_Required work_.
Repeat each record exactly as written, and drop any images.

--- Input rows ---

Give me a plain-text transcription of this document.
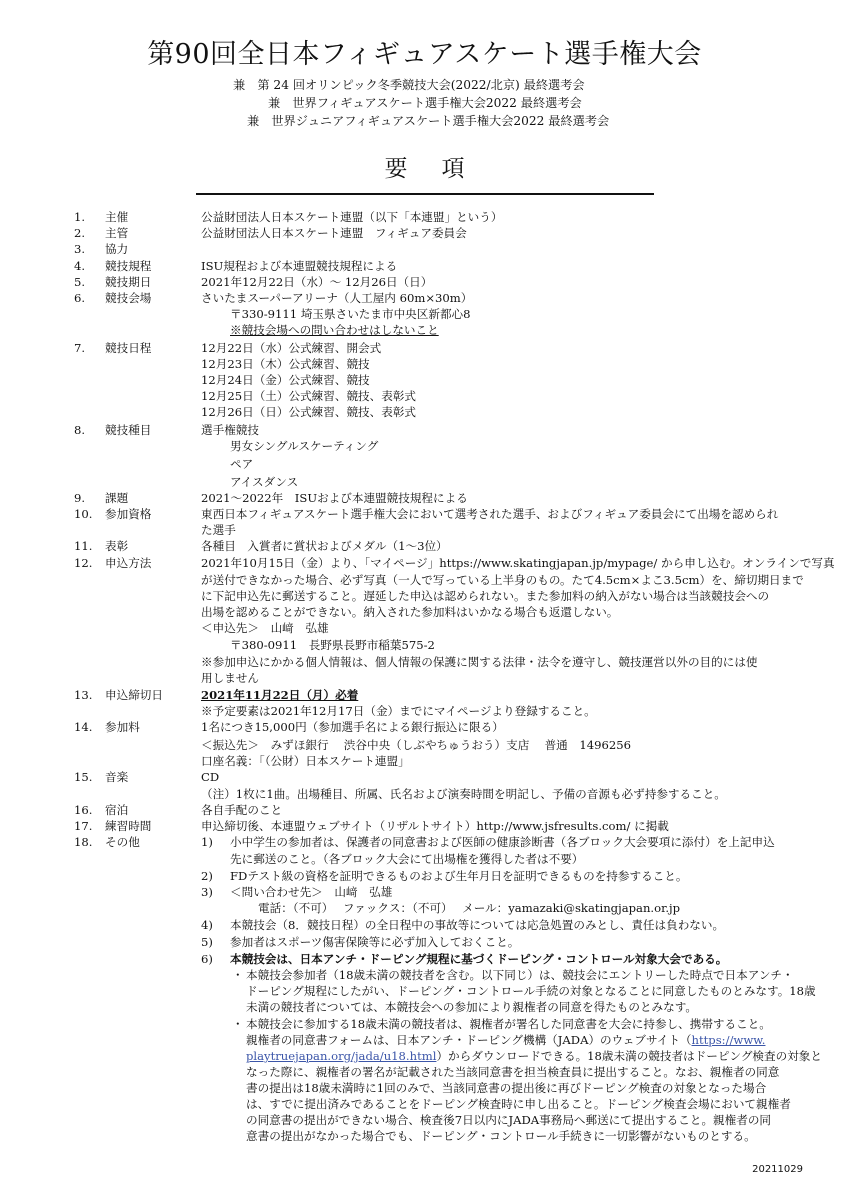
第90回全日本フィギュアスケート選手権大会
兼　第 24 回オリンピック冬季競技大会(2022/北京) 最終選考会
兼　世界フィギュアスケート選手権大会2022 最終選考会
兼　世界ジュニアフィギュアスケート選手権大会2022 最終選考会
要項
1.	主催	公益財団法人日本スケート連盟（以下「本連盟」という）
2.	主管	公益財団法人日本スケート連盟　フィギュア委員会
3.	協力
4.	競技規程	ISU規程および本連盟競技規程による
5.	競技期日	2021年12月22日（水）～ 12月26日（日）
6.	競技会場	さいたまスーパーアリーナ（人工屋内 60m×30m）
〒330-9111 埼玉県さいたま市中央区新都心8
※競技会場への問い合わせはしないこと
7.	競技日程	12月22日（水）公式練習、開会式
12月23日（木）公式練習、競技
12月24日（金）公式練習、競技
12月25日（土）公式練習、競技、表彰式
12月26日（日）公式練習、競技、表彰式
8.	競技種目	選手権競技
男女シングルスケーティング
ペア
アイスダンス
9.	課題	2021～2022年　ISUおよび本連盟競技規程による
10.	参加資格	東西日本フィギュアスケート選手権大会において選考された選手、およびフィギュア委員会にて出場を認められ
た選手
11.	表彰	各種目　入賞者に賞状およびメダル（1～3位）
12.	申込方法	2021年10月15日（金）より、「マイページ」https://www.skatingjapan.jp/mypage/ から申し込む。オンラインで写真
が送付できなかった場合、必ず写真（一人で写っている上半身のもの。たて4.5cm×よこ3.5cm）を、締切期日まで
に下記申込先に郵送すること。遅延した申込は認められない。また参加料の納入がない場合は当該競技会への
出場を認めることができない。納入された参加料はいかなる場合も返還しない。
＜申込先＞　山﨑　弘雄
〒380-0911　長野県長野市稲葉575-2
※参加申込にかかる個人情報は、個人情報の保護に関する法律・法令を遵守し、競技運営以外の目的には使
用しません
13.	申込締切日	2021年11月22日（月）必着
※予定要素は2021年12月17日（金）までにマイページより登録すること。
14.	参加料	1名につき15,000円（参加選手名による銀行振込に限る）
＜振込先＞　みずほ銀行　 渋谷中央（しぶやちゅうおう）支店　 普通　1496256
口座名義：「（公財）日本スケート連盟」
15.	音楽	CD
（注）1枚に1曲。出場種目、所属、氏名および演奏時間を明記し、予備の音源も必ず持参すること。
16.	宿泊	各自手配のこと
17.	練習時間	申込締切後、本連盟ウェブサイト（リザルトサイト）http://www.jsfresults.com/ に掲載
18.	その他	1) 小中学生の参加者は、保護者の同意書および医師の健康診断書（各ブロック大会要項に添付）を上記申込
先に郵送のこと。（各ブロック大会にて出場権を獲得した者は不要）
2) FDテスト級の資格を証明できるものおよび生年月日を証明できるものを持参すること。
3) ＜問い合わせ先＞　山﨑　弘雄
電話：（不可）　 ファックス：（不可）　 メール：yamazaki@skatingjapan.or.jp
4) 本競技会（8．競技日程）の全日程中の事故等については応急処置のみとし、責任は負わない。
5) 参加者はスポーツ傷害保険等に必ず加入しておくこと。
6) 本競技会は、日本アンチ・ドーピング規程に基づくドーピング・コントロール対象大会である。
・ 本競技会参加者（18歳未満の競技者を含む。以下同じ）は、競技会にエントリーした時点で日本アンチ・
ドーピング規程にしたがい、ドーピング・コントロール手続の対象となることに同意したものとみなす。18歳
未満の競技者については、本競技会への参加により親権者の同意を得たものとみなす。
・ 本競技会に参加する18歳未満の競技者は、親権者が署名した同意書を大会に持参し、携帯すること。
親権者の同意書フォームは、日本アンチ・ドーピング機構（JADA）のウェブサイト（https://www.
playtruejapan.org/jada/u18.html）からダウンロードできる。18歳未満の競技者はドーピング検査の対象と
なった際に、親権者の署名が記載された当該同意書を担当検査員に提出すること。なお、親権者の同意
書の提出は18歳未満時に1回のみで、当該同意書の提出後に再びドーピング検査の対象となった場合
は、すでに提出済みであることをドーピング検査時に申し出ること。ドーピング検査会場において親権者
の同意書の提出ができない場合、検査後7日以内にJADA事務局へ郵送にて提出すること。親権者の同
意書の提出がなかった場合でも、ドーピング・コントロール手続きに一切影響がないものとする。
20211029
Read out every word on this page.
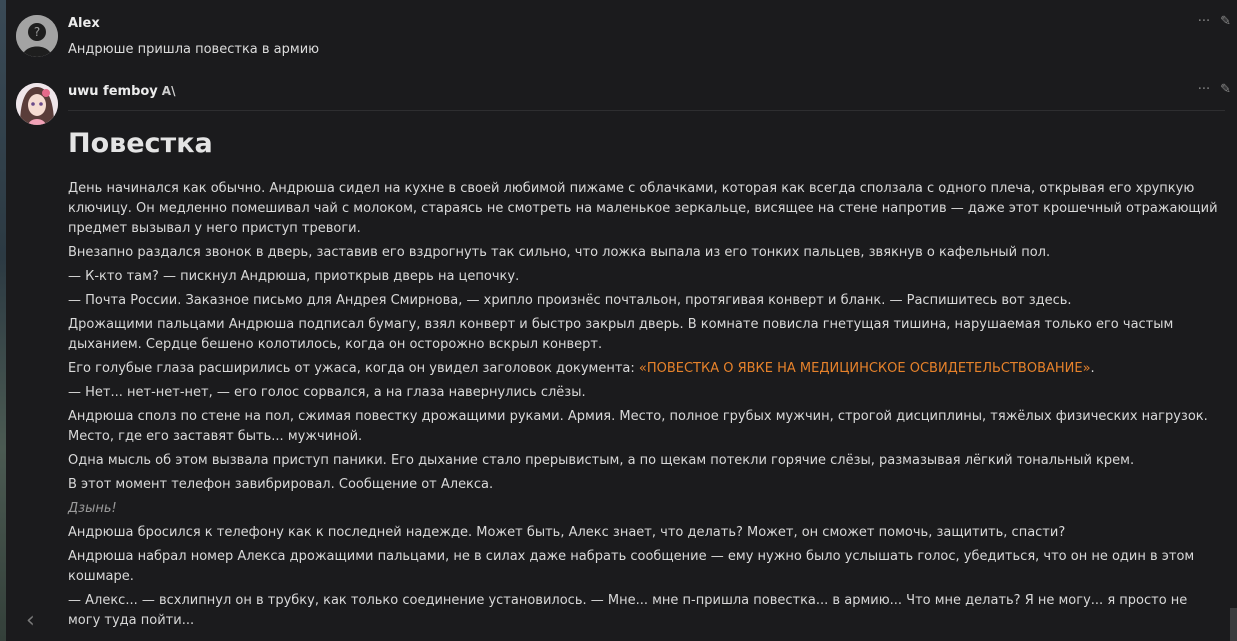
?
Alex	··· ✎
Андрюше пришла повестка в армию
uwu femboy A\	··· ✎
Повестка

День начинался как обычно. Андрюша сидел на кухне в своей любимой пижаме с облачками, которая как всегда сползала с одного плеча, открывая его хрупкую ключицу. Он медленно помешивал чай с молоком, стараясь не смотреть на маленькое зеркальце, висящее на стене напротив — даже этот крошечный отражающий предмет вызывал у него приступ тревоги.

Внезапно раздался звонок в дверь, заставив его вздрогнуть так сильно, что ложка выпала из его тонких пальцев, звякнув о кафельный пол.

— К-кто там? — пискнул Андрюша, приоткрыв дверь на цепочку.

— Почта России. Заказное письмо для Андрея Смирнова, — хрипло произнёс почтальон, протягивая конверт и бланк. — Распишитесь вот здесь.

Дрожащими пальцами Андрюша подписал бумагу, взял конверт и быстро закрыл дверь. В комнате повисла гнетущая тишина, нарушаемая только его частым дыханием. Сердце бешено колотилось, когда он осторожно вскрыл конверт.

Его голубые глаза расширились от ужаса, когда он увидел заголовок документа: «ПОВЕСТКА О ЯВКЕ НА МЕДИЦИНСКОЕ ОСВИДЕТЕЛЬСТВОВАНИЕ».

— Нет... нет-нет-нет, — его голос сорвался, а на глаза навернулись слёзы.

Андрюша сполз по стене на пол, сжимая повестку дрожащими руками. Армия. Место, полное грубых мужчин, строгой дисциплины, тяжёлых физических нагрузок. Место, где его заставят быть... мужчиной.

Одна мысль об этом вызвала приступ паники. Его дыхание стало прерывистым, а по щекам потекли горячие слёзы, размазывая лёгкий тональный крем.

В этот момент телефон завибрировал. Сообщение от Алекса.

Дзынь!

Андрюша бросился к телефону как к последней надежде. Может быть, Алекс знает, что делать? Может, он сможет помочь, защитить, спасти?

Андрюша набрал номер Алекса дрожащими пальцами, не в силах даже набрать сообщение — ему нужно было услышать голос, убедиться, что он не один в этом кошмаре.

— Алекс... — всхлипнул он в трубку, как только соединение установилось. — Мне... мне п-пришла повестка... в армию... Что мне делать? Я не могу... я просто не могу туда пойти...

‹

---

_Expected answer_.
Give me a plain-text transcription of this document.
第90回全日本フィギュアスケート選手権大会
兼　第 24 回オリンピック冬季競技大会(2022/北京) 最終選考会
兼　世界フィギュアスケート選手権大会2022 最終選考会
兼　世界ジュニアフィギュアスケート選手権大会2022 最終選考会
要項
1.	主催	公益財団法人日本スケート連盟（以下「本連盟」という）
2.	主管	公益財団法人日本スケート連盟　フィギュア委員会
3.	協力
4.	競技規程	ISU規程および本連盟競技規程による
5.	競技期日	2021年12月22日（水）～ 12月26日（日）
6.	競技会場	さいたまスーパーアリーナ（人工屋内 60m×30m）
〒330-9111 埼玉県さいたま市中央区新都心8
※競技会場への問い合わせはしないこと
7.	競技日程	12月22日（水）公式練習、開会式
12月23日（木）公式練習、競技
12月24日（金）公式練習、競技
12月25日（土）公式練習、競技、表彰式
12月26日（日）公式練習、競技、表彰式
8.	競技種目	選手権競技
男女シングルスケーティング
ペア
アイスダンス
9.	課題	2021～2022年　ISUおよび本連盟競技規程による
10.	参加資格	東西日本フィギュアスケート選手権大会において選考された選手、およびフィギュア委員会にて出場を認められ
た選手
11.	表彰	各種目　入賞者に賞状およびメダル（1～3位）
12.	申込方法	2021年10月15日（金）より、「マイページ」https://www.skatingjapan.jp/mypage/ から申し込む。オンラインで写真
が送付できなかった場合、必ず写真（一人で写っている上半身のもの。たて4.5cm×よこ3.5cm）を、締切期日まで
に下記申込先に郵送すること。遅延した申込は認められない。また参加料の納入がない場合は当該競技会への
出場を認めることができない。納入された参加料はいかなる場合も返還しない。
＜申込先＞　山﨑　弘雄
〒380-0911　長野県長野市稲葉575-2
※参加申込にかかる個人情報は、個人情報の保護に関する法律・法令を遵守し、競技運営以外の目的には使
用しません
13.	申込締切日	2021年11月22日（月）必着
※予定要素は2021年12月17日（金）までにマイページより登録すること。
14.	参加料	1名につき15,000円（参加選手名による銀行振込に限る）
＜振込先＞　みずほ銀行　 渋谷中央（しぶやちゅうおう）支店　 普通　1496256
口座名義：「（公財）日本スケート連盟」
15.	音楽	CD
（注）1枚に1曲。出場種目、所属、氏名および演奏時間を明記し、予備の音源も必ず持参すること。
16.	宿泊	各自手配のこと
17.	練習時間	申込締切後、本連盟ウェブサイト（リザルトサイト）http://www.jsfresults.com/ に掲載
18.	その他	1) 小中学生の参加者は、保護者の同意書および医師の健康診断書（各ブロック大会要項に添付）を上記申込
先に郵送のこと。（各ブロック大会にて出場権を獲得した者は不要）
2) FDテスト級の資格を証明できるものおよび生年月日を証明できるものを持参すること。
3) ＜問い合わせ先＞　山﨑　弘雄
電話：（不可）　 ファックス：（不可）　 メール：yamazaki@skatingjapan.or.jp
4) 本競技会（8．競技日程）の全日程中の事故等については応急処置のみとし、責任は負わない。
5) 参加者はスポーツ傷害保険等に必ず加入しておくこと。
6) 本競技会は、日本アンチ・ドーピング規程に基づくドーピング・コントロール対象大会である。
・ 本競技会参加者（18歳未満の競技者を含む。以下同じ）は、競技会にエントリーした時点で日本アンチ・
ドーピング規程にしたがい、ドーピング・コントロール手続の対象となることに同意したものとみなす。18歳
未満の競技者については、本競技会への参加により親権者の同意を得たものとみなす。
・ 本競技会に参加する18歳未満の競技者は、親権者が署名した同意書を大会に持参し、携帯すること。
親権者の同意書フォームは、日本アンチ・ドーピング機構（JADA）のウェブサイト（https://www.
playtruejapan.org/jada/u18.html）からダウンロードできる。18歳未満の競技者はドーピング検査の対象と
なった際に、親権者の署名が記載された当該同意書を担当検査員に提出すること。なお、親権者の同意
書の提出は18歳未満時に1回のみで、当該同意書の提出後に再びドーピング検査の対象となった場合
は、すでに提出済みであることをドーピング検査時に申し出ること。ドーピング検査会場において親権者
の同意書の提出ができない場合、検査後7日以内にJADA事務局へ郵送にて提出すること。親権者の同
意書の提出がなかった場合でも、ドーピング・コントロール手続きに一切影響がないものとする。
20211029
Read out every word on this page.
?
Alex	··· ✎
Андрюше пришла повестка в армию
uwu femboy A\	··· ✎
Повестка

День начинался как обычно. Андрюша сидел на кухне в своей любимой пижаме с облачками, которая как всегда сползала с одного плеча, открывая его хрупкую ключицу. Он медленно помешивал чай с молоком, стараясь не смотреть на маленькое зеркальце, висящее на стене напротив — даже этот крошечный отражающий предмет вызывал у него приступ тревоги.

Внезапно раздался звонок в дверь, заставив его вздрогнуть так сильно, что ложка выпала из его тонких пальцев, звякнув о кафельный пол.

— К-кто там? — пискнул Андрюша, приоткрыв дверь на цепочку.

— Почта России. Заказное письмо для Андрея Смирнова, — хрипло произнёс почтальон, протягивая конверт и бланк. — Распишитесь вот здесь.

Дрожащими пальцами Андрюша подписал бумагу, взял конверт и быстро закрыл дверь. В комнате повисла гнетущая тишина, нарушаемая только его частым дыханием. Сердце бешено колотилось, когда он осторожно вскрыл конверт.

Его голубые глаза расширились от ужаса, когда он увидел заголовок документа: «ПОВЕСТКА О ЯВКЕ НА МЕДИЦИНСКОЕ ОСВИДЕТЕЛЬСТВОВАНИЕ».

— Нет... нет-нет-нет, — его голос сорвался, а на глаза навернулись слёзы.

Андрюша сполз по стене на пол, сжимая повестку дрожащими руками. Армия. Место, полное грубых мужчин, строгой дисциплины, тяжёлых физических нагрузок. Место, где его заставят быть... мужчиной.

Одна мысль об этом вызвала приступ паники. Его дыхание стало прерывистым, а по щекам потекли горячие слёзы, размазывая лёгкий тональный крем.

В этот момент телефон завибрировал. Сообщение от Алекса.

Дзынь!

Андрюша бросился к телефону как к последней надежде. Может быть, Алекс знает, что делать? Может, он сможет помочь, защитить, спасти?

Андрюша набрал номер Алекса дрожащими пальцами, не в силах даже набрать сообщение — ему нужно было услышать голос, убедиться, что он не один в этом кошмаре.

— Алекс... — всхлипнул он в трубку, как только соединение установилось. — Мне... мне п-пришла повестка... в армию... Что мне делать? Я не могу... я просто не могу туда пойти...

‹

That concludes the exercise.